— Begin Records shown —

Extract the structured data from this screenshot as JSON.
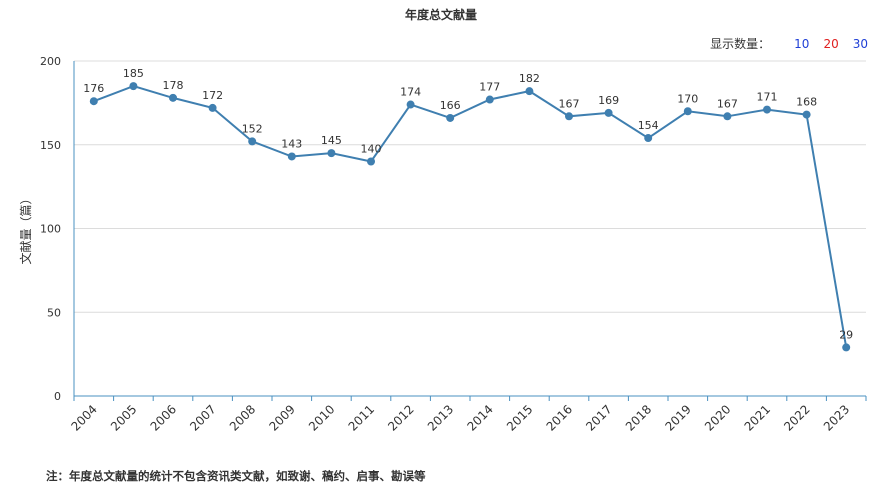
{
  "chart_data": {
    "type": "line",
    "title": "年度总文献量",
    "ylabel": "文献量（篇）",
    "xlabel": "",
    "ylim": [
      0,
      200
    ],
    "yticks": [
      "0",
      "50",
      "100",
      "150",
      "200"
    ],
    "categories": [
      "2004",
      "2005",
      "2006",
      "2007",
      "2008",
      "2009",
      "2010",
      "2011",
      "2012",
      "2013",
      "2014",
      "2015",
      "2016",
      "2017",
      "2018",
      "2019",
      "2020",
      "2021",
      "2022",
      "2023"
    ],
    "values": [
      176,
      185,
      178,
      172,
      152,
      143,
      145,
      140,
      174,
      166,
      177,
      182,
      167,
      169,
      154,
      170,
      167,
      171,
      168,
      29
    ],
    "grid": true,
    "color": "#3f7fb0"
  },
  "count_selector": {
    "label": "显示数量：",
    "options": [
      {
        "text": "10",
        "color": "#1f3fd6"
      },
      {
        "text": "20",
        "color": "#e02020"
      },
      {
        "text": "30",
        "color": "#1f3fd6"
      }
    ]
  },
  "note": "注：年度总文献量的统计不包含资讯类文献，如致谢、稿约、启事、勘误等"
}
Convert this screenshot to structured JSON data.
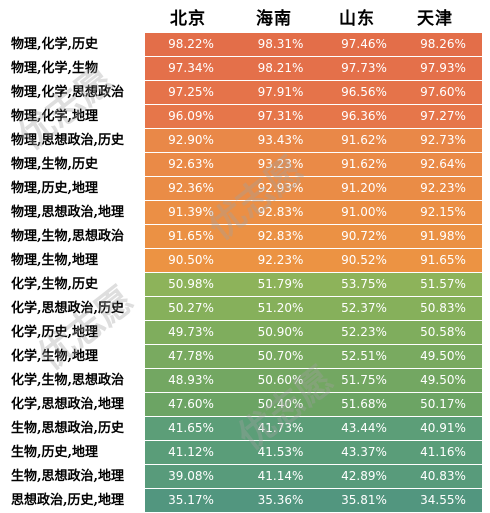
{
  "columns": [
    "北京",
    "海南",
    "山东",
    "天津"
  ],
  "rows": [
    {
      "label": "物理,化学,历史",
      "values": [
        "98.22%",
        "98.31%",
        "97.46%",
        "98.26%"
      ],
      "color": "#e36e49"
    },
    {
      "label": "物理,化学,生物",
      "values": [
        "97.34%",
        "98.21%",
        "97.73%",
        "97.93%"
      ],
      "color": "#e4704a"
    },
    {
      "label": "物理,化学,思想政治",
      "values": [
        "97.25%",
        "97.91%",
        "96.56%",
        "97.60%"
      ],
      "color": "#e5734a"
    },
    {
      "label": "物理,化学,地理",
      "values": [
        "96.09%",
        "97.31%",
        "96.36%",
        "97.27%"
      ],
      "color": "#e6764a"
    },
    {
      "label": "物理,思想政治,历史",
      "values": [
        "92.90%",
        "93.43%",
        "91.62%",
        "92.73%"
      ],
      "color": "#e98848"
    },
    {
      "label": "物理,生物,历史",
      "values": [
        "92.63%",
        "93.23%",
        "91.62%",
        "92.64%"
      ],
      "color": "#ea8a47"
    },
    {
      "label": "物理,历史,地理",
      "values": [
        "92.36%",
        "92.93%",
        "91.20%",
        "92.23%"
      ],
      "color": "#ea8c46"
    },
    {
      "label": "物理,思想政治,地理",
      "values": [
        "91.39%",
        "92.83%",
        "91.00%",
        "92.15%"
      ],
      "color": "#eb8f45"
    },
    {
      "label": "物理,生物,思想政治",
      "values": [
        "91.65%",
        "92.83%",
        "90.72%",
        "91.98%"
      ],
      "color": "#eb9144"
    },
    {
      "label": "物理,生物,地理",
      "values": [
        "90.50%",
        "92.23%",
        "90.52%",
        "91.65%"
      ],
      "color": "#ec9343"
    },
    {
      "label": "化学,生物,历史",
      "values": [
        "50.98%",
        "51.79%",
        "53.75%",
        "51.57%"
      ],
      "color": "#8db35a"
    },
    {
      "label": "化学,思想政治,历史",
      "values": [
        "50.27%",
        "51.20%",
        "52.37%",
        "50.83%"
      ],
      "color": "#86b05b"
    },
    {
      "label": "化学,历史,地理",
      "values": [
        "49.73%",
        "50.90%",
        "52.23%",
        "50.58%"
      ],
      "color": "#7fad5d"
    },
    {
      "label": "化学,生物,地理",
      "values": [
        "47.78%",
        "50.70%",
        "52.51%",
        "49.50%"
      ],
      "color": "#79aa60"
    },
    {
      "label": "化学,生物,思想政治",
      "values": [
        "48.93%",
        "50.60%",
        "51.75%",
        "49.50%"
      ],
      "color": "#73a762"
    },
    {
      "label": "化学,思想政治,地理",
      "values": [
        "47.60%",
        "50.40%",
        "51.68%",
        "50.17%"
      ],
      "color": "#6ca464"
    },
    {
      "label": "生物,思想政治,历史",
      "values": [
        "41.65%",
        "41.73%",
        "43.44%",
        "40.91%"
      ],
      "color": "#5c9e78"
    },
    {
      "label": "生物,历史,地理",
      "values": [
        "41.12%",
        "41.53%",
        "43.37%",
        "41.16%"
      ],
      "color": "#5a9d79"
    },
    {
      "label": "生物,思想政治,地理",
      "values": [
        "39.08%",
        "41.14%",
        "42.89%",
        "40.83%"
      ],
      "color": "#589b7b"
    },
    {
      "label": "思想政治,历史,地理",
      "values": [
        "35.17%",
        "35.36%",
        "35.81%",
        "34.55%"
      ],
      "color": "#52967f"
    }
  ]
}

— End Records shown —

• Set task: Find every line in the records that contains the word "JSON"; copy those lines.

• Response to the task:
Extract the structured data from this screenshot as JSON.
Convert this screenshot to structured JSON data.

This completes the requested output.